• [WHAT IS ASKED]: Tally the lines holding the string "value" and reply with that number alone.

**** MATERIAL FOR THIS EXERCISE

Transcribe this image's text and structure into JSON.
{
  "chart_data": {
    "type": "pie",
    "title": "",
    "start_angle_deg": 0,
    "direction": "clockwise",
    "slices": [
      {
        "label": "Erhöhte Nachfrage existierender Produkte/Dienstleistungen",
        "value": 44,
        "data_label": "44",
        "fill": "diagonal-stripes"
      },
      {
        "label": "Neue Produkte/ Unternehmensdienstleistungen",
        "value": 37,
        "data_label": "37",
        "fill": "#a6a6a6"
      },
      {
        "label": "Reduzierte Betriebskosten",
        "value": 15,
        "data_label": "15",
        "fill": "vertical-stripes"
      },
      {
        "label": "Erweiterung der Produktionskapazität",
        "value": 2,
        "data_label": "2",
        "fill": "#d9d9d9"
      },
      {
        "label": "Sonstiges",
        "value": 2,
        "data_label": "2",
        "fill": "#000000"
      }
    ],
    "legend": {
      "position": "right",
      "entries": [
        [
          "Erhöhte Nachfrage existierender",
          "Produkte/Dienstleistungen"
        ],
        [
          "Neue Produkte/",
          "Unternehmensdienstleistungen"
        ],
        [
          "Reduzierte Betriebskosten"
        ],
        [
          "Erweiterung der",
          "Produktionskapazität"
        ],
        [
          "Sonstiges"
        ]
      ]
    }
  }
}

********

• [SOLUTION TO THIS EXERCISE]: 5